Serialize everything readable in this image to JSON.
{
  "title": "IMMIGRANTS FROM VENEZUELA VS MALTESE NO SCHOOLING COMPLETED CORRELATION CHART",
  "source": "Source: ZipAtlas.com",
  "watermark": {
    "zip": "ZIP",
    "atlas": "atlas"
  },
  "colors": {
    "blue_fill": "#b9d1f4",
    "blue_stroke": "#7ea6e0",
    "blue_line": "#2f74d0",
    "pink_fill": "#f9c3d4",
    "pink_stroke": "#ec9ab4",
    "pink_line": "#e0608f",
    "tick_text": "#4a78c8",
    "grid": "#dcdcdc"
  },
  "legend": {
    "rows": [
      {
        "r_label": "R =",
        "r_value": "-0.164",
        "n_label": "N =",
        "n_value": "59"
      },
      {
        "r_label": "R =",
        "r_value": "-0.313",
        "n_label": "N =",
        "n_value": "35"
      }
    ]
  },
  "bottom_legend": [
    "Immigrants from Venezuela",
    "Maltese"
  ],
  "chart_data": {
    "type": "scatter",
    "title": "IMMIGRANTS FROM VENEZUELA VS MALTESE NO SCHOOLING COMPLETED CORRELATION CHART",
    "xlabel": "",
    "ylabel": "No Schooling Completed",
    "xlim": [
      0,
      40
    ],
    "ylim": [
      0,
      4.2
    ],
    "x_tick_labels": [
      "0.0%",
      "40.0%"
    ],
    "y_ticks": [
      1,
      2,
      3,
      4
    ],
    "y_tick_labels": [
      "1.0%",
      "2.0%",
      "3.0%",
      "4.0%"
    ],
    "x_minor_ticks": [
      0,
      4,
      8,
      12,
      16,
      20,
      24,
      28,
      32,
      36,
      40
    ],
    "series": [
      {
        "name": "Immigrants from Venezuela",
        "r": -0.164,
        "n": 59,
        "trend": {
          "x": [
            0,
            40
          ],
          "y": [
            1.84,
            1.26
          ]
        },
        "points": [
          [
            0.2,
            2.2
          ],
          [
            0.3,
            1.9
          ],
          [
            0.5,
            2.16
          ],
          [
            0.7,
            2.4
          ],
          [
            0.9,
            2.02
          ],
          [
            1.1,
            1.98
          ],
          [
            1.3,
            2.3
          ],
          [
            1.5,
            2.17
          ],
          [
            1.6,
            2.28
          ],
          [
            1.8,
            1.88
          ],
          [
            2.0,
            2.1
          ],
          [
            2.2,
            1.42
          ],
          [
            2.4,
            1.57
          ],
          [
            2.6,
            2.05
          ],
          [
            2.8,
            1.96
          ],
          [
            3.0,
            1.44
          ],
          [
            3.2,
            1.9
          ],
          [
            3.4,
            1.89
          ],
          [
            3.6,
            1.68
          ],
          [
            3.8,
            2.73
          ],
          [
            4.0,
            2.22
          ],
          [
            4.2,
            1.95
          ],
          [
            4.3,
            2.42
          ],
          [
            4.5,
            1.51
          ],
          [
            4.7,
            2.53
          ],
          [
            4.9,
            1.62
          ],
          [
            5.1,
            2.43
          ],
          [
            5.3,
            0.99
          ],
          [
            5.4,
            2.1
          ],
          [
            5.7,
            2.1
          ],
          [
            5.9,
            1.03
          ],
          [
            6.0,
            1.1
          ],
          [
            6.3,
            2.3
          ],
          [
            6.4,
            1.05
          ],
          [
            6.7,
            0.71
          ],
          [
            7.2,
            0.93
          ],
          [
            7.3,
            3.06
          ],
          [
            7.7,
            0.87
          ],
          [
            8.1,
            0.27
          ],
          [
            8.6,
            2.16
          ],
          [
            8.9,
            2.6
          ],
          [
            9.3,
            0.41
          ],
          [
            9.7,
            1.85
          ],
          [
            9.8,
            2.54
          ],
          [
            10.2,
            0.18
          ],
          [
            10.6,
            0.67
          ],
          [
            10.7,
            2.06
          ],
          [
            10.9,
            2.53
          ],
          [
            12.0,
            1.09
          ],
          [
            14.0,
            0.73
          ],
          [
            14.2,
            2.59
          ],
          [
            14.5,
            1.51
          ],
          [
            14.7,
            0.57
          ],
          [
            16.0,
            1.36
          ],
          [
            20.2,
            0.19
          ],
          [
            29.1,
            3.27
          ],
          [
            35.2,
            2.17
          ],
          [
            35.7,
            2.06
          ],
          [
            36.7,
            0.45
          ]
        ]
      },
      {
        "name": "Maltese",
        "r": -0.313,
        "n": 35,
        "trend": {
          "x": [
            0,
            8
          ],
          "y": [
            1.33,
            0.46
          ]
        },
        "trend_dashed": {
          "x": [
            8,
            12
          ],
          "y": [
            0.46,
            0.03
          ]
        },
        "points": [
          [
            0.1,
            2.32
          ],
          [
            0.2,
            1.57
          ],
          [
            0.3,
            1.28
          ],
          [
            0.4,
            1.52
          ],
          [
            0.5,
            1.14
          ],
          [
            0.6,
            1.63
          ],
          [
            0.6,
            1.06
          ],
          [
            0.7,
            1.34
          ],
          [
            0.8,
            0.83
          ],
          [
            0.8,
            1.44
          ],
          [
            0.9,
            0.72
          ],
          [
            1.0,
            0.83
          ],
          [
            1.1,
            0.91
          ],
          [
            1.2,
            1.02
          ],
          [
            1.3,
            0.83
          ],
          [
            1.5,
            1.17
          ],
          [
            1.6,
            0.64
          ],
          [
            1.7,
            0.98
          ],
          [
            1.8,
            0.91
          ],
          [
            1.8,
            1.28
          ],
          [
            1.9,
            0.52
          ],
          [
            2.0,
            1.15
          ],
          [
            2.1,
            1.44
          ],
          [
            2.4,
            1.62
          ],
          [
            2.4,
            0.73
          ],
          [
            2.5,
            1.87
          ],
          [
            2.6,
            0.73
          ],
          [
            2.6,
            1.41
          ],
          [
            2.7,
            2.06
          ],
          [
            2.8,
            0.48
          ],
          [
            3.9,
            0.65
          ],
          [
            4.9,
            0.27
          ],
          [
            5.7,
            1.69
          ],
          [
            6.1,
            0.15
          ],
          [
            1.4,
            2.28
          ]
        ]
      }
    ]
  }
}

------------

Exercise task — Copy every line from the entries that contains the word "name".

Response below —
        "name": "Immigrants from Venezuela",
        "name": "Maltese",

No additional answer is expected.